| Input for this task |

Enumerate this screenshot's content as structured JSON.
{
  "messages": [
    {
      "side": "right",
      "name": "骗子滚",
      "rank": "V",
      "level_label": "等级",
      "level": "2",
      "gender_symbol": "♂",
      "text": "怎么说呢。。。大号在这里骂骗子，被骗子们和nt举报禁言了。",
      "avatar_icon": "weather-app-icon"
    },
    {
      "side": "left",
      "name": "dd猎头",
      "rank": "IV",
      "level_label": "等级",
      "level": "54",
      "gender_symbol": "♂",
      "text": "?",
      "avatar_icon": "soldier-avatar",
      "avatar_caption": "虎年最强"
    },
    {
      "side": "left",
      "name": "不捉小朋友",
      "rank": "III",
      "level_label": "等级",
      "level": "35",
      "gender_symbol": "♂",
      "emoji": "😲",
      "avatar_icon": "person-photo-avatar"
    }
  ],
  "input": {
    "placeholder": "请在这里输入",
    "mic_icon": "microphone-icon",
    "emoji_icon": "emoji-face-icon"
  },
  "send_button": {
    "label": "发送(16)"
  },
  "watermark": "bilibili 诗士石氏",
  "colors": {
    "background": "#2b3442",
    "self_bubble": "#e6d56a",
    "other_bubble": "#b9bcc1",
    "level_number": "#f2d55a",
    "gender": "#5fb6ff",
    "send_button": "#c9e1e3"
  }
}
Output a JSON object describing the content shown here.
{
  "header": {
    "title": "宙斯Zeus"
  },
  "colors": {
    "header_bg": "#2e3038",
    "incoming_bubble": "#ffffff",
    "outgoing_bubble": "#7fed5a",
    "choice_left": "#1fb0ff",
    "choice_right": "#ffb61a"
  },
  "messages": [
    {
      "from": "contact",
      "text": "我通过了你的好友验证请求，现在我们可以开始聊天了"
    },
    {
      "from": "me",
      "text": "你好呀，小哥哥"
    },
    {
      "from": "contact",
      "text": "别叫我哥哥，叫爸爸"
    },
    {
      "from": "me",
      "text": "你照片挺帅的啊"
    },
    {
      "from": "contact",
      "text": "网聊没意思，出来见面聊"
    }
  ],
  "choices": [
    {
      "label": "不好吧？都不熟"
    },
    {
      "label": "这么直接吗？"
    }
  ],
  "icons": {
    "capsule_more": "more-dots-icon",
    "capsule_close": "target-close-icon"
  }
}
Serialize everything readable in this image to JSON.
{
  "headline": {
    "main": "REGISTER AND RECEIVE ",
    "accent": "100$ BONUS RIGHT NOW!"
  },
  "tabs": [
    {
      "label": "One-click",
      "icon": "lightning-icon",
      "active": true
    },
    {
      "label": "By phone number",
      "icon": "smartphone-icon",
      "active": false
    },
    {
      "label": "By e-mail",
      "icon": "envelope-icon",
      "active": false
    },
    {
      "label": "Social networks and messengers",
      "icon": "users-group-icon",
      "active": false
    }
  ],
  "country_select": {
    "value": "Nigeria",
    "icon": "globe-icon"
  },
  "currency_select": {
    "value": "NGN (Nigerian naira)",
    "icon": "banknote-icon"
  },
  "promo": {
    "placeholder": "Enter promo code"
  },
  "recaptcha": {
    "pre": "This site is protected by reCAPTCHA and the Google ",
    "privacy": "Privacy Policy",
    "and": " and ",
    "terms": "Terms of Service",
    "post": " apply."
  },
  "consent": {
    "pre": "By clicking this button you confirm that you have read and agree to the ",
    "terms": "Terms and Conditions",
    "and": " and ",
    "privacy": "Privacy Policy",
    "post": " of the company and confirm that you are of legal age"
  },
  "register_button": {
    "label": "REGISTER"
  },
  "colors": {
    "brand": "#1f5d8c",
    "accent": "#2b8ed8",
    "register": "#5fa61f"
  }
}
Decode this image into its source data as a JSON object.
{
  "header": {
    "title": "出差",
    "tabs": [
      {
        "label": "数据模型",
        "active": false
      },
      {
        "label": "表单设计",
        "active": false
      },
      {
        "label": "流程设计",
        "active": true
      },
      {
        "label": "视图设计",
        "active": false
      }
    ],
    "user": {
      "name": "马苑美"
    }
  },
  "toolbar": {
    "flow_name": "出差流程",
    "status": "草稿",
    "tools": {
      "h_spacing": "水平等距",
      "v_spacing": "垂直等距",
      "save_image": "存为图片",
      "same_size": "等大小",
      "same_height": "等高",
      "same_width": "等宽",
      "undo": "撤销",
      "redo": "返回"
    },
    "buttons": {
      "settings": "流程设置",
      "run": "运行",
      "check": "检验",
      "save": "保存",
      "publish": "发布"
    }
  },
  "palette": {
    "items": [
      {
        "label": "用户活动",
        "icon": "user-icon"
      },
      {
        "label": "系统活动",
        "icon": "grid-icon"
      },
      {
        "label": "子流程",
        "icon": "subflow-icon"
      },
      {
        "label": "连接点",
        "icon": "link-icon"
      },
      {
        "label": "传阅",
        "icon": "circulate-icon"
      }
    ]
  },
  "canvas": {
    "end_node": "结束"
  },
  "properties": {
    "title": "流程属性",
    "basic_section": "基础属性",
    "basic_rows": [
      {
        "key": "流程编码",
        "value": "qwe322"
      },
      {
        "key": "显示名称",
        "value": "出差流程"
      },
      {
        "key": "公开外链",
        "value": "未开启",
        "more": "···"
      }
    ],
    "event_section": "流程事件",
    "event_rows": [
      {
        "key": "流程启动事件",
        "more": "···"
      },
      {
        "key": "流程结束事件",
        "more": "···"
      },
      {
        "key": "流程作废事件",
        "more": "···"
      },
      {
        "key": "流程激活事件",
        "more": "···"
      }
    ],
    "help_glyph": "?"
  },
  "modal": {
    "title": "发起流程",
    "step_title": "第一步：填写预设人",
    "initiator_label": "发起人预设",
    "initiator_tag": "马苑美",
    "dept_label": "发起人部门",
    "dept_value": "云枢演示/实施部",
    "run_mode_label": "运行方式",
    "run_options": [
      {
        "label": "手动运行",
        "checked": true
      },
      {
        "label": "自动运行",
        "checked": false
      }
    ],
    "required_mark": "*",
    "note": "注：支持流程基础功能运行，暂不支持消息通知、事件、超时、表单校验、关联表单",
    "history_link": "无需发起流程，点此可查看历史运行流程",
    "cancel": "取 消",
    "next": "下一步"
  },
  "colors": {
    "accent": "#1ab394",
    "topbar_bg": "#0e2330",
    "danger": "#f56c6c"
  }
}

| What you will do |
Using the records above, find and show each line with the string "that".

| Solution for this task |
    "pre": "By clicking this button you confirm that you have read and agree to the ",
    "post": " of the company and confirm that you are of legal age"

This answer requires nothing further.